_EXERCISE TASK_:
Isolate every line in the data with the string "JSON" and copy it.
--
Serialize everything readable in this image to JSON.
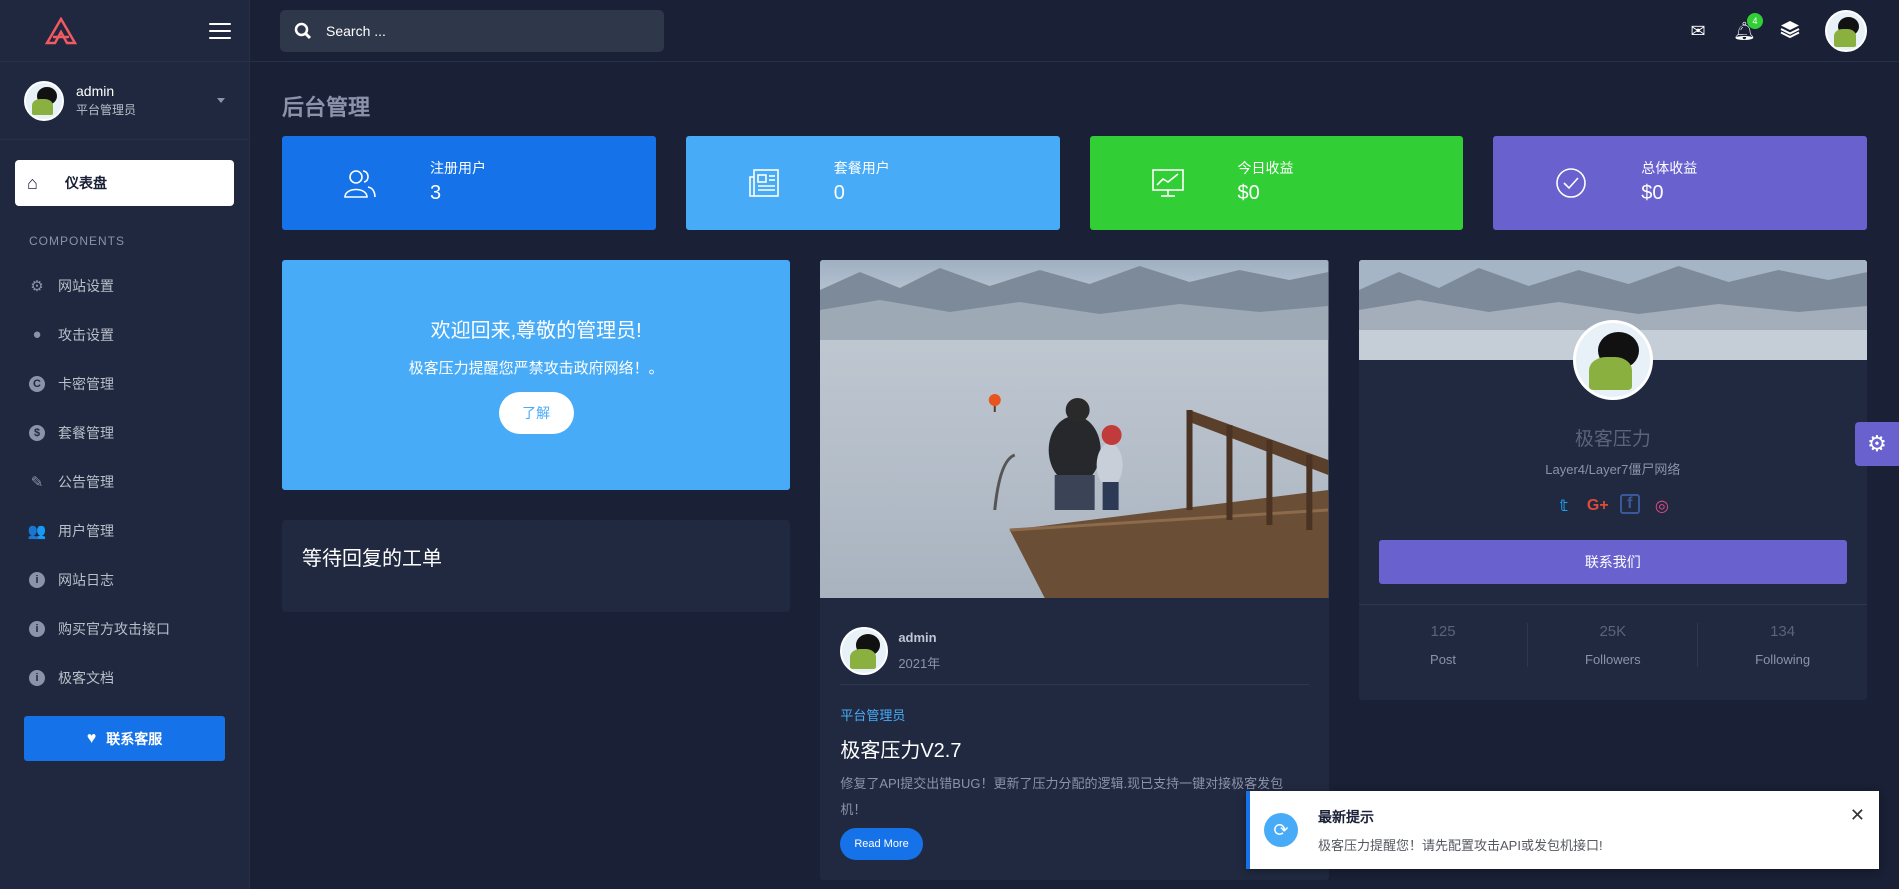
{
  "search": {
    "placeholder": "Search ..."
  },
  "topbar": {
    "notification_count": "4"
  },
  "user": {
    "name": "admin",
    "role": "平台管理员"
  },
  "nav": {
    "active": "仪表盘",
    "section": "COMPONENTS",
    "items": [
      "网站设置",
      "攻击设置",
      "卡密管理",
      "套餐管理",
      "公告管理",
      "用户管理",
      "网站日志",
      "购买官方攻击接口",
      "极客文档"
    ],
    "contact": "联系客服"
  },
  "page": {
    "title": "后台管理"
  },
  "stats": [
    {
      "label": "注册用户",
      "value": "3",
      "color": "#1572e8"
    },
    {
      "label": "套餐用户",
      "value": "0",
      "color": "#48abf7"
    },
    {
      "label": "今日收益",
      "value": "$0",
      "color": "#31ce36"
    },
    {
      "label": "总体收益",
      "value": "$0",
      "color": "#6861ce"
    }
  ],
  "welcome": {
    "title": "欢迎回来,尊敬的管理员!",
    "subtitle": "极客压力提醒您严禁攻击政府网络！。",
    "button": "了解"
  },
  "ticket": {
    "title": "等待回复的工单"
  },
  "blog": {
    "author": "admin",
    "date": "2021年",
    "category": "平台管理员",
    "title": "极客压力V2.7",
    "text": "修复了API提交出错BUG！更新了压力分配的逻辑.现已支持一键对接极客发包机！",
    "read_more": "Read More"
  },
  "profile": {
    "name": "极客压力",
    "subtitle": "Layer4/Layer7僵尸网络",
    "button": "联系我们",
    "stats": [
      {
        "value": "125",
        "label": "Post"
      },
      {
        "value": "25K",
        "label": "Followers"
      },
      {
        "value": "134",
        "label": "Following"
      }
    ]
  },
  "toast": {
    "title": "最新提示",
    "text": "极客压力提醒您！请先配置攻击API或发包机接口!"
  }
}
--
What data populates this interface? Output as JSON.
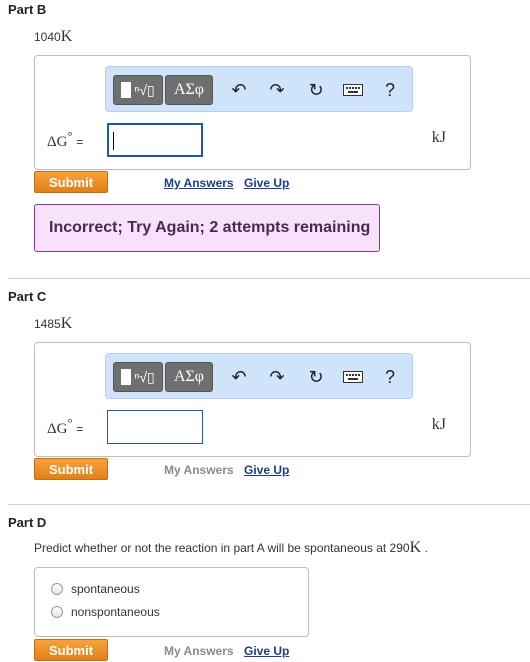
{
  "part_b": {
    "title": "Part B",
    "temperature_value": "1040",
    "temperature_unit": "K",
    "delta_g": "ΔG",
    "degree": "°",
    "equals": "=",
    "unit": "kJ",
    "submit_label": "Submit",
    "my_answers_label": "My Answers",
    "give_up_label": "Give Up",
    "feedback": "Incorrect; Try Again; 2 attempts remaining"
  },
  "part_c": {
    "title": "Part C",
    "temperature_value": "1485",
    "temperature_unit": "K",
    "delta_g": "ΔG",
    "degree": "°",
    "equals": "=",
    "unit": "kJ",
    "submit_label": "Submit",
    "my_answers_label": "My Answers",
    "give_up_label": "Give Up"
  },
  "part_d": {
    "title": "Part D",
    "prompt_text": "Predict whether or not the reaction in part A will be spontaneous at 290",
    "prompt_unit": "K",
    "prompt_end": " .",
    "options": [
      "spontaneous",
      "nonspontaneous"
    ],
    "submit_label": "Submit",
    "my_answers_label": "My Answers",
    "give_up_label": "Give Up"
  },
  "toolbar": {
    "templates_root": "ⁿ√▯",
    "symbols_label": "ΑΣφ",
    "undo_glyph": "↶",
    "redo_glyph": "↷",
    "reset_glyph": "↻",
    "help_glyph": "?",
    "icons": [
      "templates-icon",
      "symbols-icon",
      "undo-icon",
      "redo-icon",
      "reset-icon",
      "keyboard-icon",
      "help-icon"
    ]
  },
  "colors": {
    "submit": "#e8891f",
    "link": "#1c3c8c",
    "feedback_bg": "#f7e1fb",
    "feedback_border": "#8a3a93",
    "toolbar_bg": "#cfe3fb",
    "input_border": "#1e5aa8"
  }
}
--
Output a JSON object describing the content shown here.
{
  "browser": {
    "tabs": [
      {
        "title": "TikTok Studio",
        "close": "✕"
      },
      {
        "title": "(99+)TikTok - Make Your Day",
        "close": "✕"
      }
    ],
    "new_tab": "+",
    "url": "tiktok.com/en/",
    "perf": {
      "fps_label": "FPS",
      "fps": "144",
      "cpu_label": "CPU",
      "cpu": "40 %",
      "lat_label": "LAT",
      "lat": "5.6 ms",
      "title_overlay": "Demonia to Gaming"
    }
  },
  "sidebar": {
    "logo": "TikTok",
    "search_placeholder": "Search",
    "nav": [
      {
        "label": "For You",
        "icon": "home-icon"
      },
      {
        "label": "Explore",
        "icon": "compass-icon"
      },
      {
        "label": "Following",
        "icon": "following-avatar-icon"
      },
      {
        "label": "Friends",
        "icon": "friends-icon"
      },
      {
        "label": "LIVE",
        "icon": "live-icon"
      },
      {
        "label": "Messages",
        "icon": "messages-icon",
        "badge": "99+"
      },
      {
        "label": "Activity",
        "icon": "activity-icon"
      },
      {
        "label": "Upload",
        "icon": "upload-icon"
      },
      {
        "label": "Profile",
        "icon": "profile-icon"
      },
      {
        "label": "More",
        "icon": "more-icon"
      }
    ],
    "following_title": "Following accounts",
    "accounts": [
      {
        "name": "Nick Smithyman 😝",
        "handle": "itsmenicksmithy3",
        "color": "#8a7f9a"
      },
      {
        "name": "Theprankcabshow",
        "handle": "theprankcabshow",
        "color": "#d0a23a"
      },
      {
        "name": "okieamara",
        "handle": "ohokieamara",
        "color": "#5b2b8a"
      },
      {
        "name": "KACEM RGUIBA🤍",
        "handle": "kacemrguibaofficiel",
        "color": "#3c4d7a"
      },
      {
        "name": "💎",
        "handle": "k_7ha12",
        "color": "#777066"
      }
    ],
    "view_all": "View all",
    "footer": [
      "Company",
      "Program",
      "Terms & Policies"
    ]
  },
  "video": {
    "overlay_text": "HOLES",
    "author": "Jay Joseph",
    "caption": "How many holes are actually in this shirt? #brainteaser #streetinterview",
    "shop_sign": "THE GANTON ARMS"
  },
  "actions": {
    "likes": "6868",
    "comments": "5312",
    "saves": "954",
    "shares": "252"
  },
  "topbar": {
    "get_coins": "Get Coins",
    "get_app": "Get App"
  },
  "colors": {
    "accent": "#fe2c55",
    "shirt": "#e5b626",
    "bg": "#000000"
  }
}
--
_EXERCISE SOLUTION_:
Serialize everything readable in this image to JSON.
What data populates this interface? Output as JSON.
Output a JSON object describing the content shown here.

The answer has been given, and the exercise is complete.